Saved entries
------------------------------------------------------------

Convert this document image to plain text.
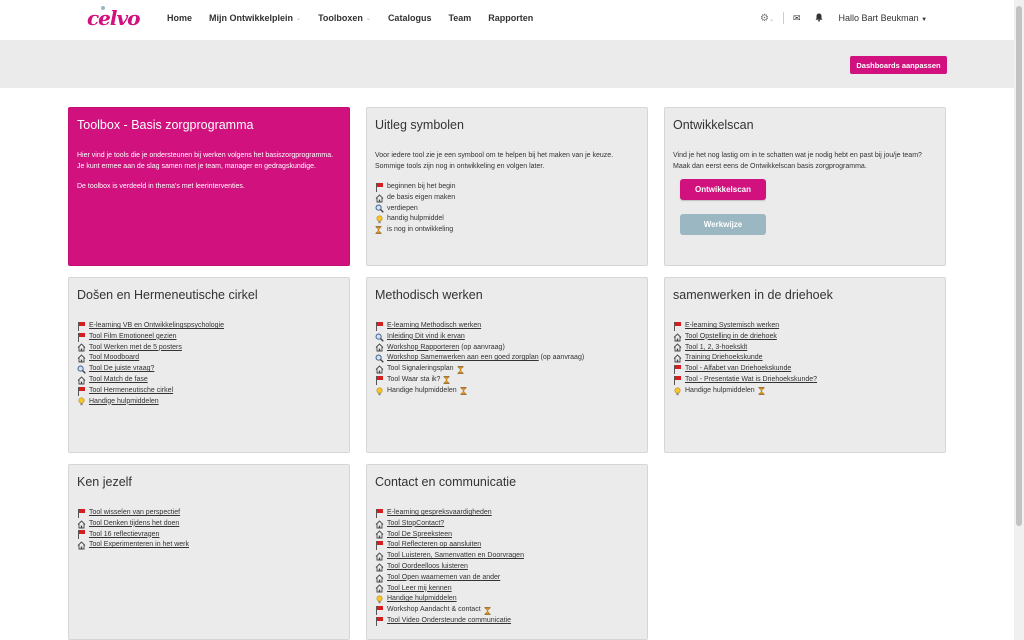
celvo	Home Mijn Ontwikkelplein ⌄ Toolboxen ⌄ Catalogus Team Rapporten	⚙⌄ ✉	Hallo Bart Beukman ▼
Dashboards aanpassen
Toolbox - Basis zorgprogramma

Hier vind je tools die je ondersteunen bij werken volgens het basiszorgprogramma. Je kunt ermee aan de slag samen met je team, manager en gedragskundige.

De toolbox is verdeeld in thema's met leerinterventies.

Uitleg symbolen

Voor iedere tool zie je een symbool om te helpen bij het maken van je keuze. Sommige tools zijn nog in ontwikkeling en volgen later.

beginnen bij het begin
de basis eigen maken
verdiepen
handig hulpmiddel
is nog in ontwikkeling
Ontwikkelscan

Vind je het nog lastig om in te schatten wat je nodig hebt en past bij jou/je team? Maak dan eerst eens de Ontwikkelscan basis zorgprogramma.

Ontwikkelscan
Werkwijze
Došen en Hermeneutische cirkel
E-learning VB en Ontwikkelingspsychologie
Tool Film Emotioneel gezien
Tool Werken met de 5 posters
Tool Moodboard
Tool De juiste vraag?
Tool Match de fase
Tool Hermeneutische cirkel
Handige hulpmiddelen
Methodisch werken
E-learning Methodisch werken
Inleiding Dit vind ik ervan
Workshop Rapporteren (op aanvraag)
Workshop Samenwerken aan een goed zorgplan (op aanvraag)
Tool Signaleringsplan
Tool Waar sta ik?
Handige hulpmiddelen
samenwerken in de driehoek
E-learning Systemisch werken
Tool Opstelling in de driehoek
Tool 1, 2, 3-hoeksklt
Training Driehoekskunde
Tool - Alfabet van Driehoekskunde
Tool - Presentatie Wat is Driehoekskunde?
Handige hulpmiddelen
Ken jezelf
Tool wisselen van perspectief
Tool Denken tijdens het doen
Tool 16 reflectievragen
Tool Experimenteren in het werk
Contact en communicatie
E-learning gespreksvaardigheden
Tool StopContact?
Tool De Spreeksteen
Tool Reflecteren op aansluiten
Tool Luisteren, Samenvatten en Doorvragen
Tool Oordeelloos luisteren
Tool Open waarnemen van de ander
Tool Leer mij kennen
Handige hulpmiddelen
Workshop Aandacht & contact
Tool Video Ondersteunde communicatie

------------------------------------------------------------

WORK INSTRUCTIONS
Pictures are not part of the copy; reproduce everything else in the records exactly.

RIGHT ANSWER
Convert this document image to plain text.
celvo	Home Mijn Ontwikkelplein ⌄ Toolboxen ⌄ Catalogus Team Rapporten	⚙⌄ ✉	Hallo Bart Beukman ▼
Dashboards aanpassen
Toolbox - Basis zorgprogramma

Hier vind je tools die je ondersteunen bij werken volgens het basiszorgprogramma. Je kunt ermee aan de slag samen met je team, manager en gedragskundige.

De toolbox is verdeeld in thema's met leerinterventies.

Uitleg symbolen

Voor iedere tool zie je een symbool om te helpen bij het maken van je keuze. Sommige tools zijn nog in ontwikkeling en volgen later.

beginnen bij het begin
de basis eigen maken
verdiepen
handig hulpmiddel
is nog in ontwikkeling
Ontwikkelscan

Vind je het nog lastig om in te schatten wat je nodig hebt en past bij jou/je team? Maak dan eerst eens de Ontwikkelscan basis zorgprogramma.

Ontwikkelscan
Werkwijze
Došen en Hermeneutische cirkel
E-learning VB en Ontwikkelingspsychologie
Tool Film Emotioneel gezien
Tool Werken met de 5 posters
Tool Moodboard
Tool De juiste vraag?
Tool Match de fase
Tool Hermeneutische cirkel
Handige hulpmiddelen
Methodisch werken
E-learning Methodisch werken
Inleiding Dit vind ik ervan
Workshop Rapporteren (op aanvraag)
Workshop Samenwerken aan een goed zorgplan (op aanvraag)
Tool Signaleringsplan
Tool Waar sta ik?
Handige hulpmiddelen
samenwerken in de driehoek
E-learning Systemisch werken
Tool Opstelling in de driehoek
Tool 1, 2, 3-hoeksklt
Training Driehoekskunde
Tool - Alfabet van Driehoekskunde
Tool - Presentatie Wat is Driehoekskunde?
Handige hulpmiddelen
Ken jezelf
Tool wisselen van perspectief
Tool Denken tijdens het doen
Tool 16 reflectievragen
Tool Experimenteren in het werk
Contact en communicatie
E-learning gespreksvaardigheden
Tool StopContact?
Tool De Spreeksteen
Tool Reflecteren op aansluiten
Tool Luisteren, Samenvatten en Doorvragen
Tool Oordeelloos luisteren
Tool Open waarnemen van de ander
Tool Leer mij kennen
Handige hulpmiddelen
Workshop Aandacht & contact
Tool Video Ondersteunde communicatie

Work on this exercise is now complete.